TO BE DONE → Transcribe all of the material exactly, except for its pictures.

RECORDS FOR THIS TASK →

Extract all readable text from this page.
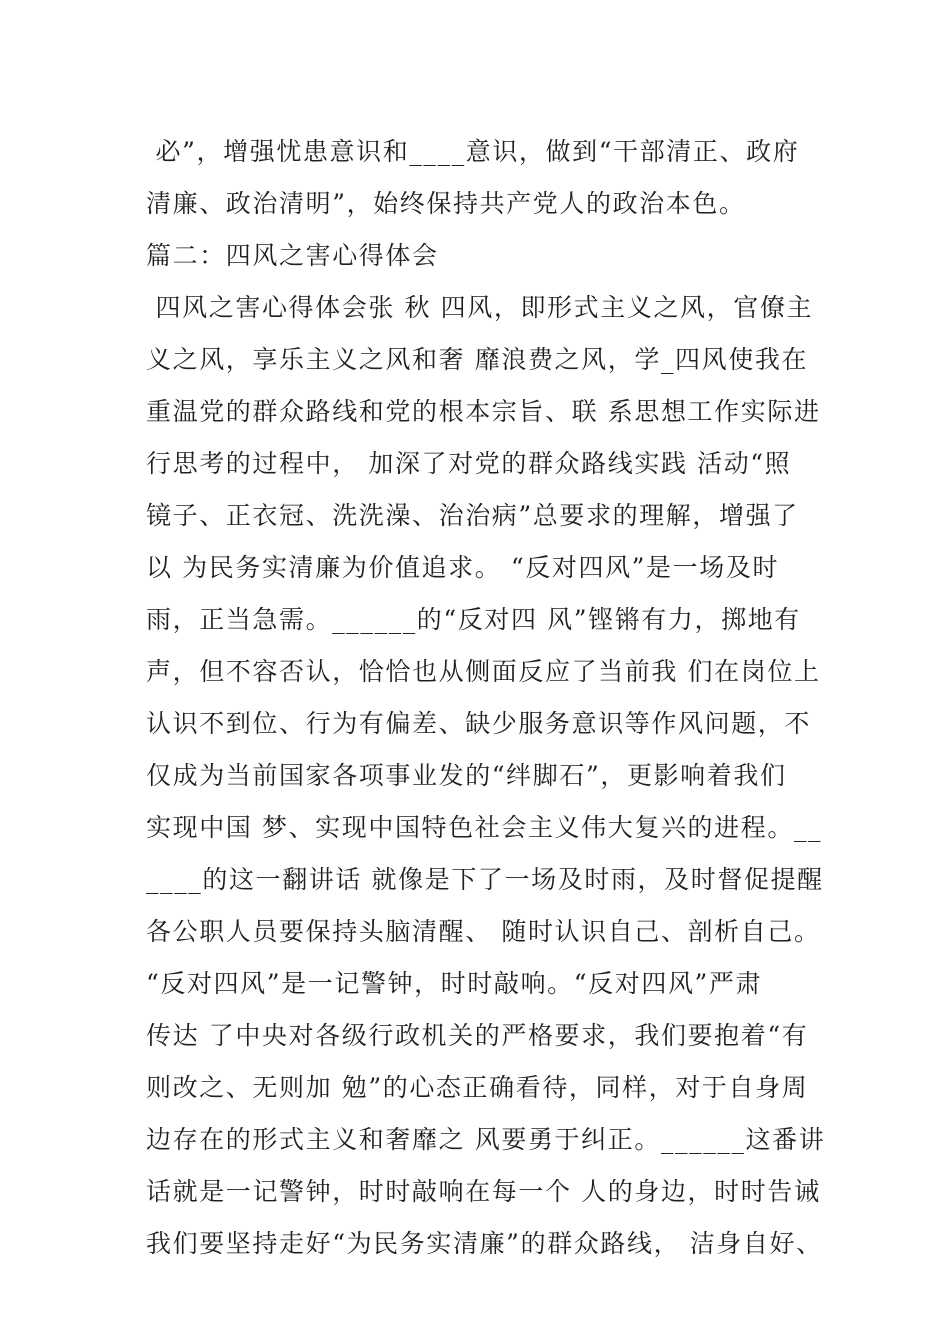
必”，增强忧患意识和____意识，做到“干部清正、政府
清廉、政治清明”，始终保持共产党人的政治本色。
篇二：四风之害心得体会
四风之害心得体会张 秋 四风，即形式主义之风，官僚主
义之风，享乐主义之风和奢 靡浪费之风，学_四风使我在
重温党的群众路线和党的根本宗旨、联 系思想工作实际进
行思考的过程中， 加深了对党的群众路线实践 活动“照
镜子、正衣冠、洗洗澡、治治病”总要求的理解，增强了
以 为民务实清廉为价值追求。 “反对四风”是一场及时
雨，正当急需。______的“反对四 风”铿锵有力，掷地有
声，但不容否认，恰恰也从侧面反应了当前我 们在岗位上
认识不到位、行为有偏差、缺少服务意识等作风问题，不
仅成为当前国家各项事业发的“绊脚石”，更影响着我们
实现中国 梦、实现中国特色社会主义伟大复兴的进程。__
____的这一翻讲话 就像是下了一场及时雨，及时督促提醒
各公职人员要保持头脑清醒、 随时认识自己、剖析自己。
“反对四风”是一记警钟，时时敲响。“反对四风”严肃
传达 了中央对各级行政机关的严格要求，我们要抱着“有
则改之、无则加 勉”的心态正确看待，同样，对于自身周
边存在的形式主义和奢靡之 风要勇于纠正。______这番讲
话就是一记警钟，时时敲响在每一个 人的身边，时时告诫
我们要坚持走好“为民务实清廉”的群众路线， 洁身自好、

TASK OUTPUT →
Extract all readable text from this page.
必”，增强忧患意识和____意识，做到“干部清正、政府
清廉、政治清明”，始终保持共产党人的政治本色。
篇二：四风之害心得体会
四风之害心得体会张 秋 四风，即形式主义之风，官僚主
义之风，享乐主义之风和奢 靡浪费之风，学_四风使我在
重温党的群众路线和党的根本宗旨、联 系思想工作实际进
行思考的过程中， 加深了对党的群众路线实践 活动“照
镜子、正衣冠、洗洗澡、治治病”总要求的理解，增强了
以 为民务实清廉为价值追求。 “反对四风”是一场及时
雨，正当急需。______的“反对四 风”铿锵有力，掷地有
声，但不容否认，恰恰也从侧面反应了当前我 们在岗位上
认识不到位、行为有偏差、缺少服务意识等作风问题，不
仅成为当前国家各项事业发的“绊脚石”，更影响着我们
实现中国 梦、实现中国特色社会主义伟大复兴的进程。__
____的这一翻讲话 就像是下了一场及时雨，及时督促提醒
各公职人员要保持头脑清醒、 随时认识自己、剖析自己。
“反对四风”是一记警钟，时时敲响。“反对四风”严肃
传达 了中央对各级行政机关的严格要求，我们要抱着“有
则改之、无则加 勉”的心态正确看待，同样，对于自身周
边存在的形式主义和奢靡之 风要勇于纠正。______这番讲
话就是一记警钟，时时敲响在每一个 人的身边，时时告诫
我们要坚持走好“为民务实清廉”的群众路线， 洁身自好、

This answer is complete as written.